GIVEN INSTRUCTION. Reproduce every entry in the listing without alteration.

-- STORED DATA start --

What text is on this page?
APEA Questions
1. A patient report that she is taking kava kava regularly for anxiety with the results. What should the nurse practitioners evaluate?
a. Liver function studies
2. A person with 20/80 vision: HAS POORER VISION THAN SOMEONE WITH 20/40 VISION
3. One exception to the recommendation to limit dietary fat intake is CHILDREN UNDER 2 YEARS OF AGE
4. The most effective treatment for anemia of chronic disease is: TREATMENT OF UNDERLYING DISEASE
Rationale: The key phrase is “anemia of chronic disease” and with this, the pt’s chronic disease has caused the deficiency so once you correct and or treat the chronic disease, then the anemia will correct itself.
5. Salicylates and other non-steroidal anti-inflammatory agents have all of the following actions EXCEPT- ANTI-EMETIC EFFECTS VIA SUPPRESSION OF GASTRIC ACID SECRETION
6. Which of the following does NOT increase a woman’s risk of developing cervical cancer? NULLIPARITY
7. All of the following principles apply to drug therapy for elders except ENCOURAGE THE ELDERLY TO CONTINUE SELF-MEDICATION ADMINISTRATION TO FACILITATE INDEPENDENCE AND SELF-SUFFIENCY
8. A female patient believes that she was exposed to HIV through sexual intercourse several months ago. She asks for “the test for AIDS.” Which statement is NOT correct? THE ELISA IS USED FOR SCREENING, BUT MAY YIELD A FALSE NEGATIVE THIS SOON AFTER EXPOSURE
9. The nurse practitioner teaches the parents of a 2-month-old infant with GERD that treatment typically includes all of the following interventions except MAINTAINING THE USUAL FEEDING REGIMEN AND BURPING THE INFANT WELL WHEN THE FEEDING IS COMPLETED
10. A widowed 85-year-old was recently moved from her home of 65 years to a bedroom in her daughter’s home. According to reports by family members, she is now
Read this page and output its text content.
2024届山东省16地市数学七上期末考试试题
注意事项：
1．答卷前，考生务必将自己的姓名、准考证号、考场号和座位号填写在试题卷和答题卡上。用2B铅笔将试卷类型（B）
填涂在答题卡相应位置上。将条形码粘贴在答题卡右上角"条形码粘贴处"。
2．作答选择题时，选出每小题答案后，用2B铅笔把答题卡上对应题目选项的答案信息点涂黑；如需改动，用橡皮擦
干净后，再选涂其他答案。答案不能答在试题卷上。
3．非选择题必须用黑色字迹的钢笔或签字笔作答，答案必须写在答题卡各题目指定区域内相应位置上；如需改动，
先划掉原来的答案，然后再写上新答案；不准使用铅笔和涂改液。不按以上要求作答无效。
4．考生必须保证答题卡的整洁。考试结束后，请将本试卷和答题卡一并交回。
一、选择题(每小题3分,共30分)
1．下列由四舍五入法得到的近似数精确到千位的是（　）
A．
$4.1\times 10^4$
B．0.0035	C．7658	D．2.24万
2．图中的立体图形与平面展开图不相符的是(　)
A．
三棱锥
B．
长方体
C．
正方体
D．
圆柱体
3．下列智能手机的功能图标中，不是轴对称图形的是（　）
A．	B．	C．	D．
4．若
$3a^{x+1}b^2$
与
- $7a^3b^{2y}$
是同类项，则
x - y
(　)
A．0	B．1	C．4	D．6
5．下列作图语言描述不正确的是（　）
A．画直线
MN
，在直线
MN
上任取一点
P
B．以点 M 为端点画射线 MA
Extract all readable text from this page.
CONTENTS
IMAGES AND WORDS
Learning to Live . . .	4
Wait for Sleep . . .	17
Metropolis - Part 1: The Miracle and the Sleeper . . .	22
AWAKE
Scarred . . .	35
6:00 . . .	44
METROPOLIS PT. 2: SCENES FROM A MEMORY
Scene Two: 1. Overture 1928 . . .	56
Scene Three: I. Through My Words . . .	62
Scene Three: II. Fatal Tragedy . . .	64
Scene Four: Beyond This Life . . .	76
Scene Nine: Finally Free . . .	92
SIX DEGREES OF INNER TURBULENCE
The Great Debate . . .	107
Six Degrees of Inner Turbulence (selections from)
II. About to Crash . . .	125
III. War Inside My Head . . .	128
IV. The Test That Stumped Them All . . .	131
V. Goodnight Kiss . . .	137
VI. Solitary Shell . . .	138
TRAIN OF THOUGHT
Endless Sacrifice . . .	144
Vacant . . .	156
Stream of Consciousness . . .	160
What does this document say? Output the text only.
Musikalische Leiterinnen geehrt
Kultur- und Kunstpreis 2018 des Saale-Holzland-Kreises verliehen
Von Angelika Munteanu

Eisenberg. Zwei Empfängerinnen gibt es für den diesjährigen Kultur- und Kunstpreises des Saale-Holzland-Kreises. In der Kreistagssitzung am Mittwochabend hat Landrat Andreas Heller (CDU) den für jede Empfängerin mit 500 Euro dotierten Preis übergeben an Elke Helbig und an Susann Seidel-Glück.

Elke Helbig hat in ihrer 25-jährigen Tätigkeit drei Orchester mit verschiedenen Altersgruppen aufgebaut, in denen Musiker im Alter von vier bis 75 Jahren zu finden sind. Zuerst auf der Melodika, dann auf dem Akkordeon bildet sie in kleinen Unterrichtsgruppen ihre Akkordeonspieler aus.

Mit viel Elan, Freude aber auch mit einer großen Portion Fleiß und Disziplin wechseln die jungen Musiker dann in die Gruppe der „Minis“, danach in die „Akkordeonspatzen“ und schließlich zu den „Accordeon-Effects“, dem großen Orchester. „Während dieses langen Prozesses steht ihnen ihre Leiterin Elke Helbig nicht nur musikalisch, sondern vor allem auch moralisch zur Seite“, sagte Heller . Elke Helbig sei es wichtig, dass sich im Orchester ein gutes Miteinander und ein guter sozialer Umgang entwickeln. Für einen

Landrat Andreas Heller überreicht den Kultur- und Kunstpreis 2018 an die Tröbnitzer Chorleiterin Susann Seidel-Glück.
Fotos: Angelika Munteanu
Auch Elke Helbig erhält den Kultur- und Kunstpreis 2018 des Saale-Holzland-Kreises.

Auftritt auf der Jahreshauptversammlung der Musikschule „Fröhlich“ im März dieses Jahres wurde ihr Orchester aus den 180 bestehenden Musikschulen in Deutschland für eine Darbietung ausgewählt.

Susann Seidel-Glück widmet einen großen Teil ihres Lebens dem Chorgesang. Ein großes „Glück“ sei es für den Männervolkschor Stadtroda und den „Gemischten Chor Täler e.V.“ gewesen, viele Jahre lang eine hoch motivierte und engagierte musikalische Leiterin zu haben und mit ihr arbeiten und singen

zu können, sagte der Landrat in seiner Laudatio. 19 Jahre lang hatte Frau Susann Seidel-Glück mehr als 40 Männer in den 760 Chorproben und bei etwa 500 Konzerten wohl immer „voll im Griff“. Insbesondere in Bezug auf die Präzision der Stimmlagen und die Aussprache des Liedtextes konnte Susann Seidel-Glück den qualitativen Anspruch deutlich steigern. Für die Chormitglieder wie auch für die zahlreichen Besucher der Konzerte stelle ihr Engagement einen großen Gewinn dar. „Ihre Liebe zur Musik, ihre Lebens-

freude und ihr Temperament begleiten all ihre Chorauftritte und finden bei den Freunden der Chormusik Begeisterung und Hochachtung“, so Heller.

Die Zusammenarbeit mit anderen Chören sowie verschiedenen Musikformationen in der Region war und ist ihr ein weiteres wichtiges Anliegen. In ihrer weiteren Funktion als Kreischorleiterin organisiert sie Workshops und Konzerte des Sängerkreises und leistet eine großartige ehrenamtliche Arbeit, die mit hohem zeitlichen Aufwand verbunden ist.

-- STORED DATA end --

ANSWER TO THE EXERCISE.
What text is on this page?
APEA Questions
1. A patient report that she is taking kava kava regularly for anxiety with the results. What should the nurse practitioners evaluate?
a. Liver function studies
2. A person with 20/80 vision: HAS POORER VISION THAN SOMEONE WITH 20/40 VISION
3. One exception to the recommendation to limit dietary fat intake is CHILDREN UNDER 2 YEARS OF AGE
4. The most effective treatment for anemia of chronic disease is: TREATMENT OF UNDERLYING DISEASE
Rationale: The key phrase is “anemia of chronic disease” and with this, the pt’s chronic disease has caused the deficiency so once you correct and or treat the chronic disease, then the anemia will correct itself.
5. Salicylates and other non-steroidal anti-inflammatory agents have all of the following actions EXCEPT- ANTI-EMETIC EFFECTS VIA SUPPRESSION OF GASTRIC ACID SECRETION
6. Which of the following does NOT increase a woman’s risk of developing cervical cancer? NULLIPARITY
7. All of the following principles apply to drug therapy for elders except ENCOURAGE THE ELDERLY TO CONTINUE SELF-MEDICATION ADMINISTRATION TO FACILITATE INDEPENDENCE AND SELF-SUFFIENCY
8. A female patient believes that she was exposed to HIV through sexual intercourse several months ago. She asks for “the test for AIDS.” Which statement is NOT correct? THE ELISA IS USED FOR SCREENING, BUT MAY YIELD A FALSE NEGATIVE THIS SOON AFTER EXPOSURE
9. The nurse practitioner teaches the parents of a 2-month-old infant with GERD that treatment typically includes all of the following interventions except MAINTAINING THE USUAL FEEDING REGIMEN AND BURPING THE INFANT WELL WHEN THE FEEDING IS COMPLETED
10. A widowed 85-year-old was recently moved from her home of 65 years to a bedroom in her daughter’s home. According to reports by family members, she is now
Read this page and output its text content.
2024届山东省16地市数学七上期末考试试题
注意事项：
1．答卷前，考生务必将自己的姓名、准考证号、考场号和座位号填写在试题卷和答题卡上。用2B铅笔将试卷类型（B）
填涂在答题卡相应位置上。将条形码粘贴在答题卡右上角"条形码粘贴处"。
2．作答选择题时，选出每小题答案后，用2B铅笔把答题卡上对应题目选项的答案信息点涂黑；如需改动，用橡皮擦
干净后，再选涂其他答案。答案不能答在试题卷上。
3．非选择题必须用黑色字迹的钢笔或签字笔作答，答案必须写在答题卡各题目指定区域内相应位置上；如需改动，
先划掉原来的答案，然后再写上新答案；不准使用铅笔和涂改液。不按以上要求作答无效。
4．考生必须保证答题卡的整洁。考试结束后，请将本试卷和答题卡一并交回。
一、选择题(每小题3分,共30分)
1．下列由四舍五入法得到的近似数精确到千位的是（　）
A．
$4.1\times 10^4$
B．0.0035	C．7658	D．2.24万
2．图中的立体图形与平面展开图不相符的是(　)
A．
三棱锥
B．
长方体
C．
正方体
D．
圆柱体
3．下列智能手机的功能图标中，不是轴对称图形的是（　）
A．	B．	C．	D．
4．若
$3a^{x+1}b^2$
与
- $7a^3b^{2y}$
是同类项，则
x - y
(　)
A．0	B．1	C．4	D．6
5．下列作图语言描述不正确的是（　）
A．画直线
MN
，在直线
MN
上任取一点
P
B．以点 M 为端点画射线 MA
Extract all readable text from this page.
CONTENTS
IMAGES AND WORDS
Learning to Live . . .	4
Wait for Sleep . . .	17
Metropolis - Part 1: The Miracle and the Sleeper . . .	22
AWAKE
Scarred . . .	35
6:00 . . .	44
METROPOLIS PT. 2: SCENES FROM A MEMORY
Scene Two: 1. Overture 1928 . . .	56
Scene Three: I. Through My Words . . .	62
Scene Three: II. Fatal Tragedy . . .	64
Scene Four: Beyond This Life . . .	76
Scene Nine: Finally Free . . .	92
SIX DEGREES OF INNER TURBULENCE
The Great Debate . . .	107
Six Degrees of Inner Turbulence (selections from)
II. About to Crash . . .	125
III. War Inside My Head . . .	128
IV. The Test That Stumped Them All . . .	131
V. Goodnight Kiss . . .	137
VI. Solitary Shell . . .	138
TRAIN OF THOUGHT
Endless Sacrifice . . .	144
Vacant . . .	156
Stream of Consciousness . . .	160
What does this document say? Output the text only.
Musikalische Leiterinnen geehrt
Kultur- und Kunstpreis 2018 des Saale-Holzland-Kreises verliehen
Von Angelika Munteanu

Eisenberg. Zwei Empfängerinnen gibt es für den diesjährigen Kultur- und Kunstpreises des Saale-Holzland-Kreises. In der Kreistagssitzung am Mittwochabend hat Landrat Andreas Heller (CDU) den für jede Empfängerin mit 500 Euro dotierten Preis übergeben an Elke Helbig und an Susann Seidel-Glück.

Elke Helbig hat in ihrer 25-jährigen Tätigkeit drei Orchester mit verschiedenen Altersgruppen aufgebaut, in denen Musiker im Alter von vier bis 75 Jahren zu finden sind. Zuerst auf der Melodika, dann auf dem Akkordeon bildet sie in kleinen Unterrichtsgruppen ihre Akkordeonspieler aus.

Mit viel Elan, Freude aber auch mit einer großen Portion Fleiß und Disziplin wechseln die jungen Musiker dann in die Gruppe der „Minis“, danach in die „Akkordeonspatzen“ und schließlich zu den „Accordeon-Effects“, dem großen Orchester. „Während dieses langen Prozesses steht ihnen ihre Leiterin Elke Helbig nicht nur musikalisch, sondern vor allem auch moralisch zur Seite“, sagte Heller . Elke Helbig sei es wichtig, dass sich im Orchester ein gutes Miteinander und ein guter sozialer Umgang entwickeln. Für einen

Landrat Andreas Heller überreicht den Kultur- und Kunstpreis 2018 an die Tröbnitzer Chorleiterin Susann Seidel-Glück.
Fotos: Angelika Munteanu
Auch Elke Helbig erhält den Kultur- und Kunstpreis 2018 des Saale-Holzland-Kreises.

Auftritt auf der Jahreshauptversammlung der Musikschule „Fröhlich“ im März dieses Jahres wurde ihr Orchester aus den 180 bestehenden Musikschulen in Deutschland für eine Darbietung ausgewählt.

Susann Seidel-Glück widmet einen großen Teil ihres Lebens dem Chorgesang. Ein großes „Glück“ sei es für den Männervolkschor Stadtroda und den „Gemischten Chor Täler e.V.“ gewesen, viele Jahre lang eine hoch motivierte und engagierte musikalische Leiterin zu haben und mit ihr arbeiten und singen

zu können, sagte der Landrat in seiner Laudatio. 19 Jahre lang hatte Frau Susann Seidel-Glück mehr als 40 Männer in den 760 Chorproben und bei etwa 500 Konzerten wohl immer „voll im Griff“. Insbesondere in Bezug auf die Präzision der Stimmlagen und die Aussprache des Liedtextes konnte Susann Seidel-Glück den qualitativen Anspruch deutlich steigern. Für die Chormitglieder wie auch für die zahlreichen Besucher der Konzerte stelle ihr Engagement einen großen Gewinn dar. „Ihre Liebe zur Musik, ihre Lebens-

freude und ihr Temperament begleiten all ihre Chorauftritte und finden bei den Freunden der Chormusik Begeisterung und Hochachtung“, so Heller.

Die Zusammenarbeit mit anderen Chören sowie verschiedenen Musikformationen in der Region war und ist ihr ein weiteres wichtiges Anliegen. In ihrer weiteren Funktion als Kreischorleiterin organisiert sie Workshops und Konzerte des Sängerkreises und leistet eine großartige ehrenamtliche Arbeit, die mit hohem zeitlichen Aufwand verbunden ist.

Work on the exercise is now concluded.